=== DATA FOR THIS EXERCISE ===

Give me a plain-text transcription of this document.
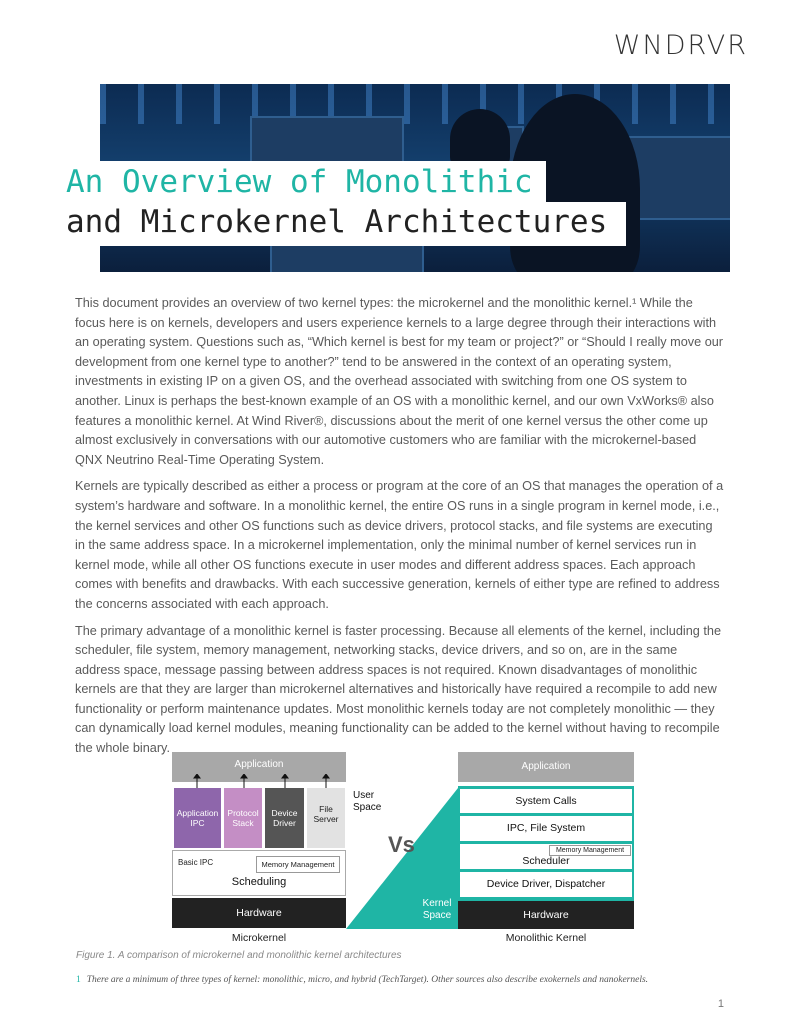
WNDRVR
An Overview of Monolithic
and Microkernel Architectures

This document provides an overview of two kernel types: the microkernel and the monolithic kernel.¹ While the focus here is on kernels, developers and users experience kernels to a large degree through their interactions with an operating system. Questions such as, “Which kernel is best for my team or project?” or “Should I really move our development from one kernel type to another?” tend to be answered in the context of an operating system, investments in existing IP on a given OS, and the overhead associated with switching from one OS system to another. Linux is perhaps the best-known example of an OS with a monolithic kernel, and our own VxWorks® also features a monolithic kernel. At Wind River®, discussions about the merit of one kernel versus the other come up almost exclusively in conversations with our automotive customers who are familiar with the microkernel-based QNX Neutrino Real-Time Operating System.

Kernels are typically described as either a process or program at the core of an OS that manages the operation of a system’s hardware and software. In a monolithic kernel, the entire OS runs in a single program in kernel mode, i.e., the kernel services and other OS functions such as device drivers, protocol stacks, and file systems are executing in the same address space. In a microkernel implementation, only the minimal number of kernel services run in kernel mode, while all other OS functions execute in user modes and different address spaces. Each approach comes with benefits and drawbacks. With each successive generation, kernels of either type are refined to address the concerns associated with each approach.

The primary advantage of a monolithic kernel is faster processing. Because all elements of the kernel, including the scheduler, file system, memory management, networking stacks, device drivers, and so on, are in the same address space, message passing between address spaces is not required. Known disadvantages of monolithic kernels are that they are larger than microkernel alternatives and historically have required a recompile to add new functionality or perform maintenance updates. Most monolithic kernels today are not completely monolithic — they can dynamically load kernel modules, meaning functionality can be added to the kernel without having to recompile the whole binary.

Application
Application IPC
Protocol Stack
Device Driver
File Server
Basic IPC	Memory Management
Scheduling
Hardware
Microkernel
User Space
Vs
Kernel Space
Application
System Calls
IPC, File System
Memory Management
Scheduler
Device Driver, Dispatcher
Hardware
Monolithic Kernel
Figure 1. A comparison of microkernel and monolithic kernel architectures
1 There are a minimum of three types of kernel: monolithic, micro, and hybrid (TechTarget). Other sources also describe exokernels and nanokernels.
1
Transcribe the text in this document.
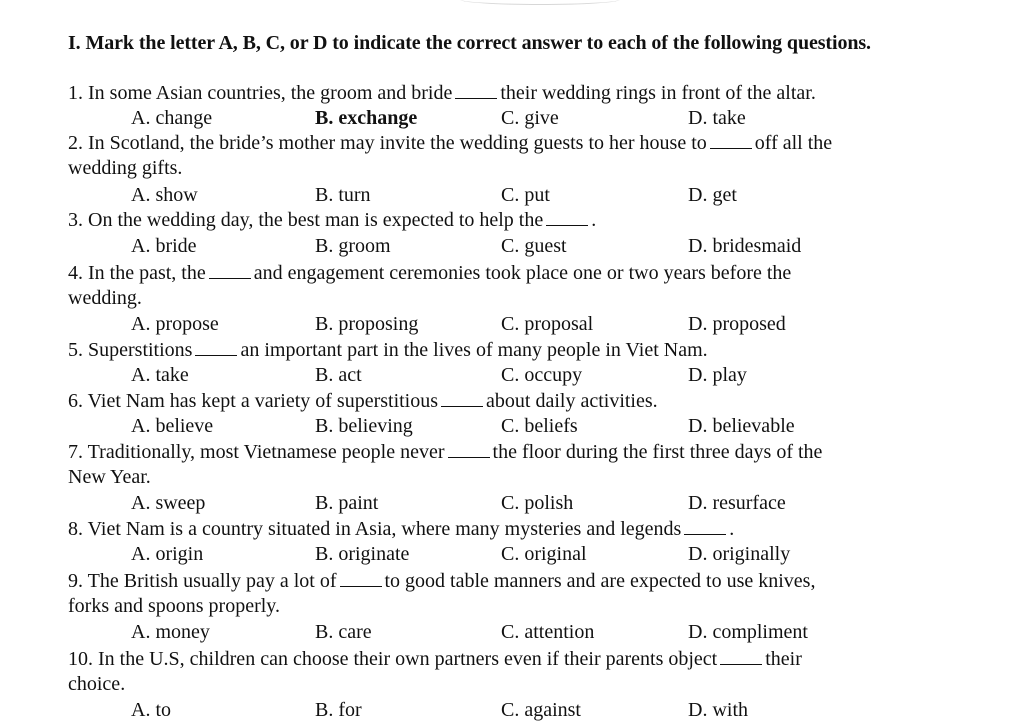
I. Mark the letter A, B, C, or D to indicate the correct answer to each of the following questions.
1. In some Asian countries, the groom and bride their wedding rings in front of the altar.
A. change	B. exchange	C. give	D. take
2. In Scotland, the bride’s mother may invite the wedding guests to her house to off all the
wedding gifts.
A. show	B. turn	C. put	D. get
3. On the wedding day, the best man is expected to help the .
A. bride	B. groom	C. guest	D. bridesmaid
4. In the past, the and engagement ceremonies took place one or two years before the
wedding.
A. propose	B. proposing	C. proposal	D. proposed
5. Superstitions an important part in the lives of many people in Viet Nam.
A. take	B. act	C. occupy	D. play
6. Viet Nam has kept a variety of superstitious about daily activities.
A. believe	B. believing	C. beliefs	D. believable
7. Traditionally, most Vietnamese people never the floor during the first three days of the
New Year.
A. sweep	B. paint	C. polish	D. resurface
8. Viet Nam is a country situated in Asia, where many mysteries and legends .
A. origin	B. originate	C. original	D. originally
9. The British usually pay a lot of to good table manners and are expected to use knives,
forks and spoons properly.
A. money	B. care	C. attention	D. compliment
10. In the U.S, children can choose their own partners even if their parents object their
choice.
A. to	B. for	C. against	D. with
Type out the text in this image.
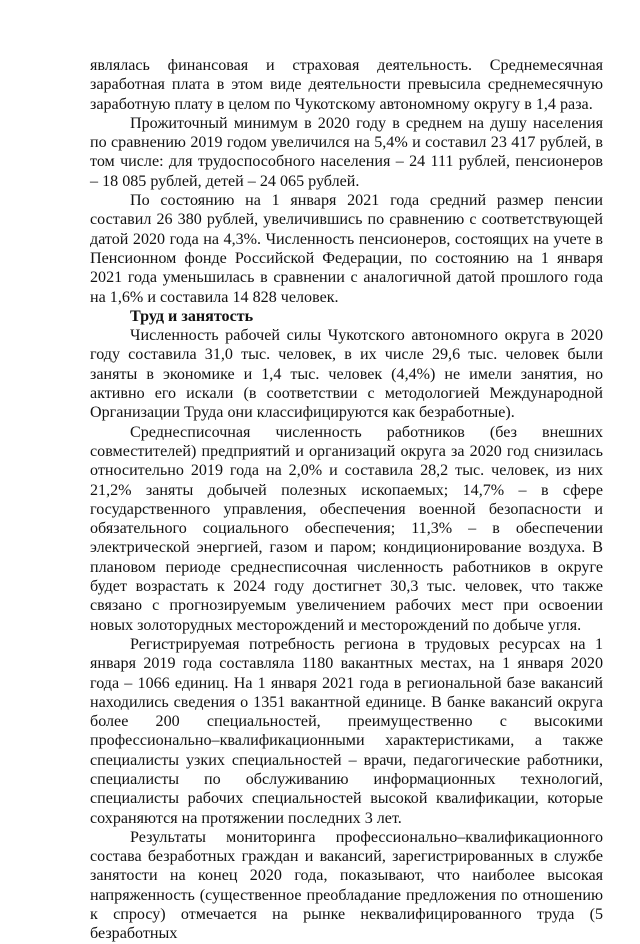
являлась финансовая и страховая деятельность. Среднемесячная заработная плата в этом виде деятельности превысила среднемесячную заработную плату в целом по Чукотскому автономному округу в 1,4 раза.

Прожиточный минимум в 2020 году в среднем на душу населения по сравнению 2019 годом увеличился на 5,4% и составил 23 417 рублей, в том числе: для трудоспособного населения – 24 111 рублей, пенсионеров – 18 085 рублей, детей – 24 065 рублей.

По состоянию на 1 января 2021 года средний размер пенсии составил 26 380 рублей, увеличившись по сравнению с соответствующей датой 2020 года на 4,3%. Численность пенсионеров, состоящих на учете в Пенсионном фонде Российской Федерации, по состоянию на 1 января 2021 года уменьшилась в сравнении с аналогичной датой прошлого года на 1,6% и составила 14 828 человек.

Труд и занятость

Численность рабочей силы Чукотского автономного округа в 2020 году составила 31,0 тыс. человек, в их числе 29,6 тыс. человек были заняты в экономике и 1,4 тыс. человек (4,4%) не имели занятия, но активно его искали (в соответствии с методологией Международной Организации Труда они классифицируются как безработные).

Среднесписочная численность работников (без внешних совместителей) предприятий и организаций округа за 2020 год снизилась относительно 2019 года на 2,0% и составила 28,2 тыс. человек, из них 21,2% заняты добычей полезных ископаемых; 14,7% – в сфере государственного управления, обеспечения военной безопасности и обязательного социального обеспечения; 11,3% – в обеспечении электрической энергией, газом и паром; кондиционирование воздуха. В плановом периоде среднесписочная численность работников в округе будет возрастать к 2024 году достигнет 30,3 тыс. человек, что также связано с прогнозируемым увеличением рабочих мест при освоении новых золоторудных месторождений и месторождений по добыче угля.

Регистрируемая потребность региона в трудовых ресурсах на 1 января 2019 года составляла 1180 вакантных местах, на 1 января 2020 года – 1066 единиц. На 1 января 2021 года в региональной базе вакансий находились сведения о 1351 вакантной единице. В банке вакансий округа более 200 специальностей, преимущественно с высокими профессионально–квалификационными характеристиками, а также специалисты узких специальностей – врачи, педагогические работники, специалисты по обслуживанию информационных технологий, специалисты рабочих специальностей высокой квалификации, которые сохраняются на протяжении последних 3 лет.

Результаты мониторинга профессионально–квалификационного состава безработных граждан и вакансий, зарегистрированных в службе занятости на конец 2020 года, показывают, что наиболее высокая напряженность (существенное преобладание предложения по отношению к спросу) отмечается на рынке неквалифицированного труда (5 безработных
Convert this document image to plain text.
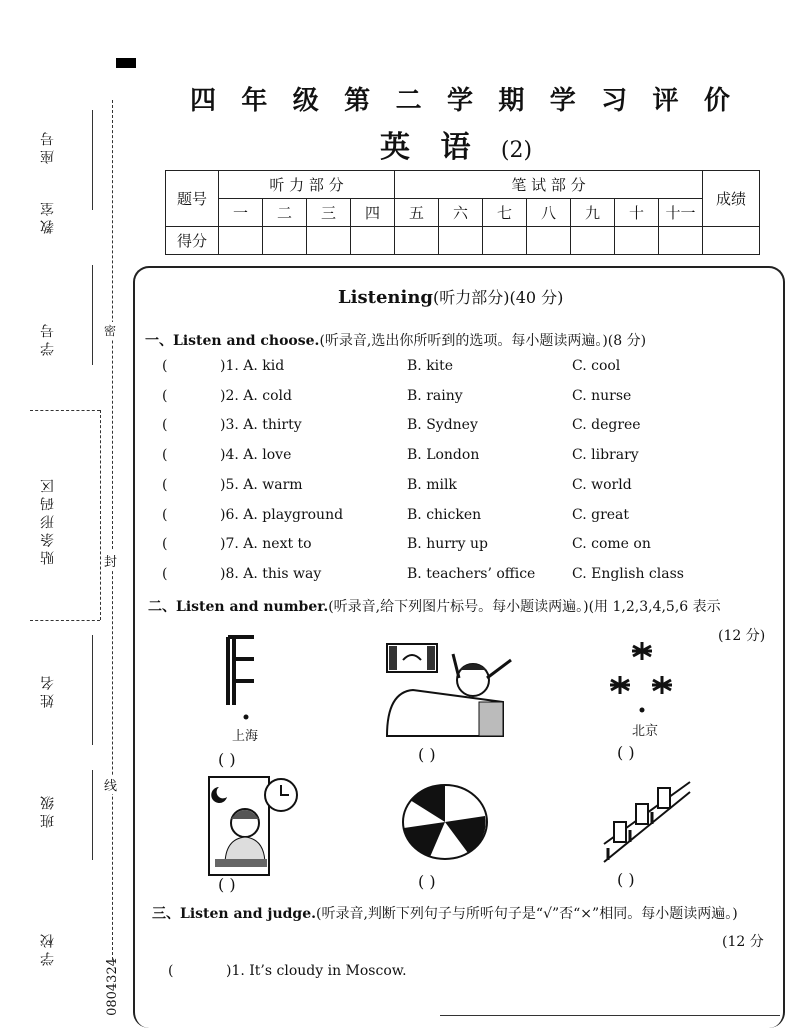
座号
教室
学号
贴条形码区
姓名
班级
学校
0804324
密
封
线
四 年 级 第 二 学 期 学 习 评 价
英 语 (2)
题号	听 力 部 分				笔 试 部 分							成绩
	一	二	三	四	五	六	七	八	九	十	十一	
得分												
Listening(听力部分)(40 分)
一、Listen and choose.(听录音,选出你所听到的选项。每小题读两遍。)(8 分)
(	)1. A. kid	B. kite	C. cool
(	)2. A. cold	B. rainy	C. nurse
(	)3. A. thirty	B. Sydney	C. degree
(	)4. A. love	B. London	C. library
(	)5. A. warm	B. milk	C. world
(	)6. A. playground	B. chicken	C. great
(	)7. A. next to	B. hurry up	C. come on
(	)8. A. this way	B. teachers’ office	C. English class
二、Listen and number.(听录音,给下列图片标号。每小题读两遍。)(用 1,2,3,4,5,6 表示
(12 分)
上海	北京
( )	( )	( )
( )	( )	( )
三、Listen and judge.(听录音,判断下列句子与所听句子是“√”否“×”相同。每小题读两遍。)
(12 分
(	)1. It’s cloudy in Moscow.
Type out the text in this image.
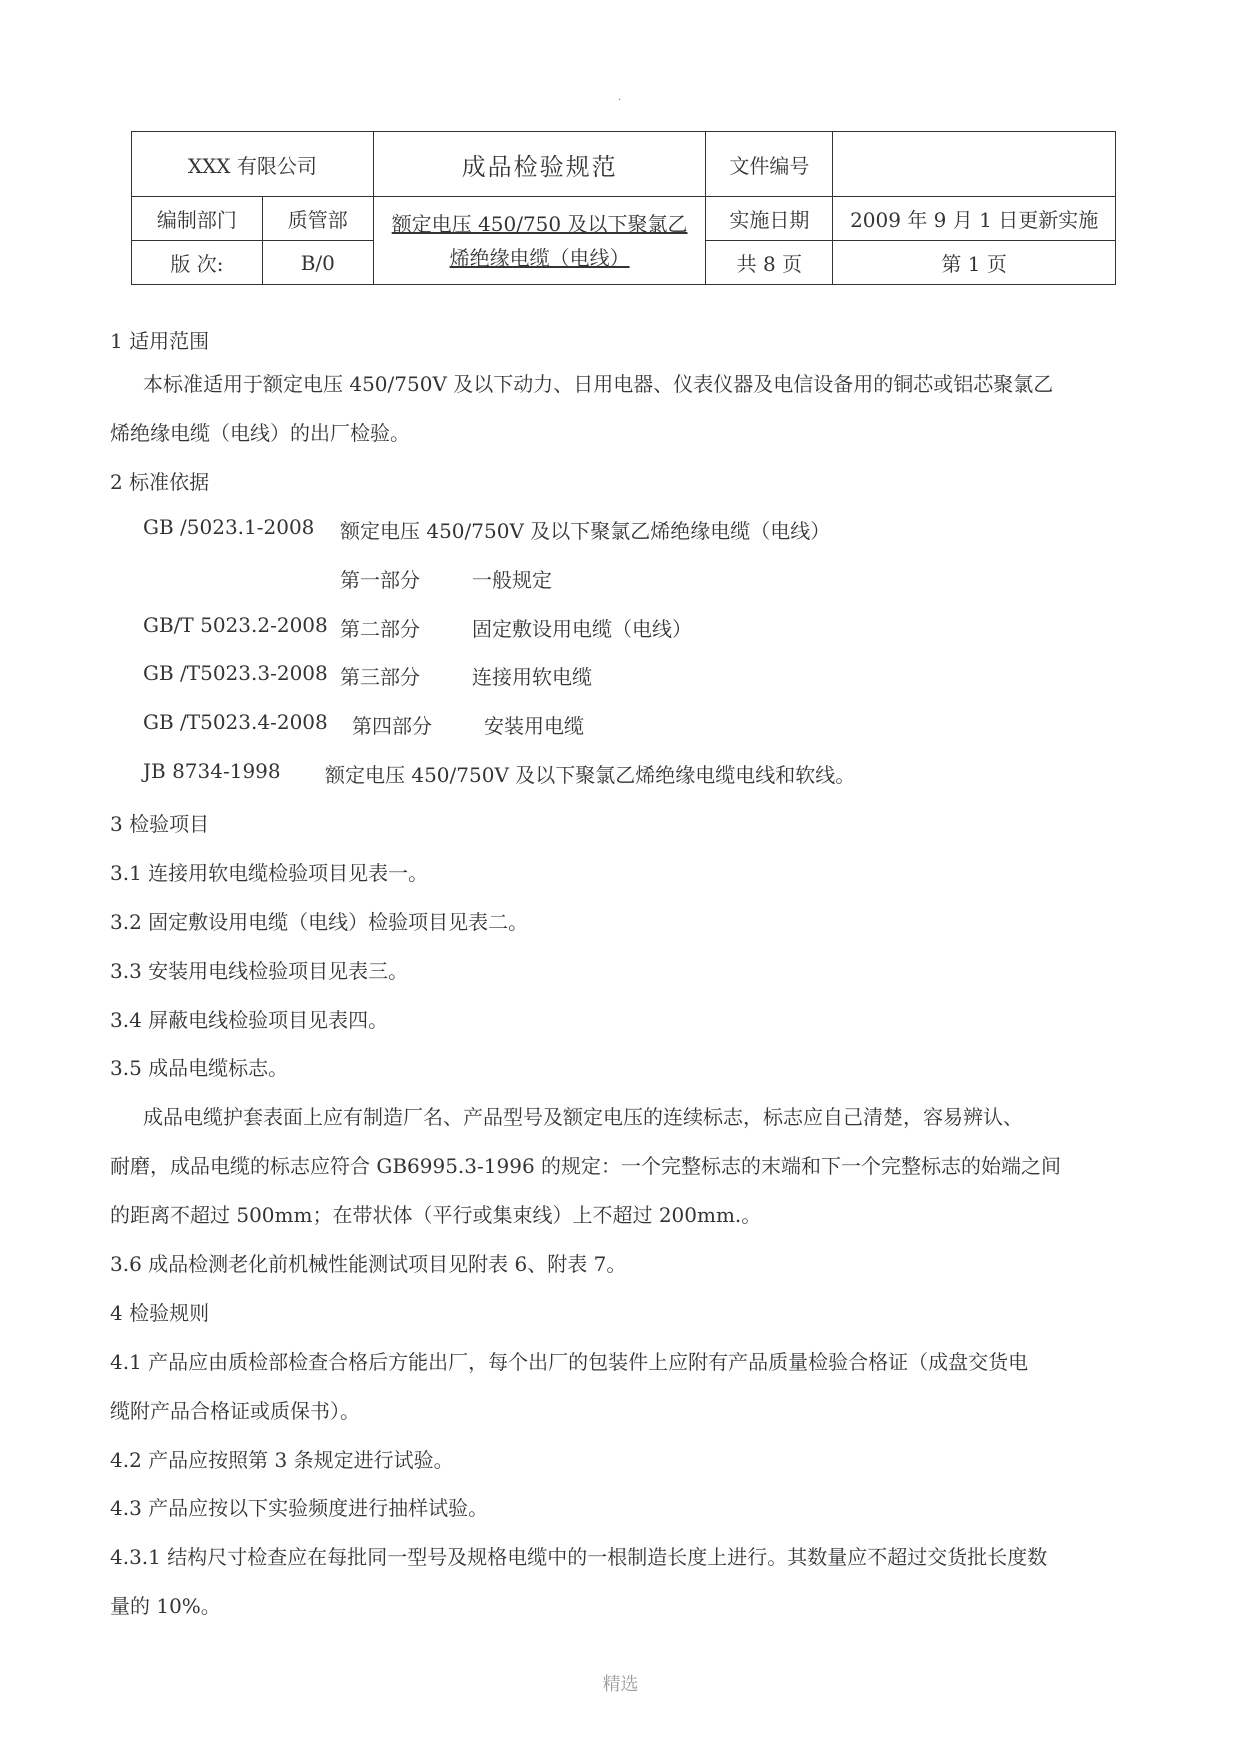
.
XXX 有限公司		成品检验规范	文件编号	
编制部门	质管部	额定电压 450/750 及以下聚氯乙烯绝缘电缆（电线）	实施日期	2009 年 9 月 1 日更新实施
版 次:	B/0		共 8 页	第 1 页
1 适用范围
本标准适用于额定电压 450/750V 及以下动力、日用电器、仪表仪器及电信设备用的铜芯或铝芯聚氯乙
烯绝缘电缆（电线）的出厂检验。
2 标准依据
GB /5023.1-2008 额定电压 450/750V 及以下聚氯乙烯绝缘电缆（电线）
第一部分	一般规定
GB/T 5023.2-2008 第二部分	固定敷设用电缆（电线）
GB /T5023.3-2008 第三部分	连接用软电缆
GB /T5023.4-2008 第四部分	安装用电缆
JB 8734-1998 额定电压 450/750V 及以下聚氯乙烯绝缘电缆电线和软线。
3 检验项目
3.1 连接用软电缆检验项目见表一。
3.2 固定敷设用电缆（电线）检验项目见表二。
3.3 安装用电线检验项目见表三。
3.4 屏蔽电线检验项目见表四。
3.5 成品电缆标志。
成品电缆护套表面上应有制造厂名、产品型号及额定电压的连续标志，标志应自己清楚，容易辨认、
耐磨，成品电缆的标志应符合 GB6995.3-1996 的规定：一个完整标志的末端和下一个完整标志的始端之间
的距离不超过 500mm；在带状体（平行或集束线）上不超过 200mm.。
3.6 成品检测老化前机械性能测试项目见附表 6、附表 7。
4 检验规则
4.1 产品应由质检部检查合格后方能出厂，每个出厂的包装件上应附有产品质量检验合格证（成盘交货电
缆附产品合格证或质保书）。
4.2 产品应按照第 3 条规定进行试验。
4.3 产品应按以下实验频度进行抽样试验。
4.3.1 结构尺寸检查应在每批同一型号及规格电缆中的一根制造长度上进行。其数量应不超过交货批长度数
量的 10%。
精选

===

» WHAT IS EXPECTED:
Report all lines of the material that contain the word "вакансий".

» OUTPUT OF THE EXERCISE:
Регистрируемая потребность региона в трудовых ресурсах на 1 января 2019 года составляла 1180 вакантных местах, на 1 января 2020 года – 1066 единиц. На 1 января 2021 года в региональной базе вакансий находились сведения о 1351 вакантной единице. В банке вакансий округа более 200 специальностей, преимущественно с высокими профессионально–квалификационными характеристиками, а также специалисты узких специальностей – врачи, педагогические работники, специалисты по обслуживанию информационных технологий, специалисты рабочих специальностей высокой квалификации, которые сохраняются на протяжении последних 3 лет.
Результаты мониторинга профессионально–квалификационного состава безработных граждан и вакансий, зарегистрированных в службе занятости на конец 2020 года, показывают, что наиболее высокая напряженность (существенное преобладание предложения по отношению к спросу) отмечается на рынке неквалифицированного труда (5 безработных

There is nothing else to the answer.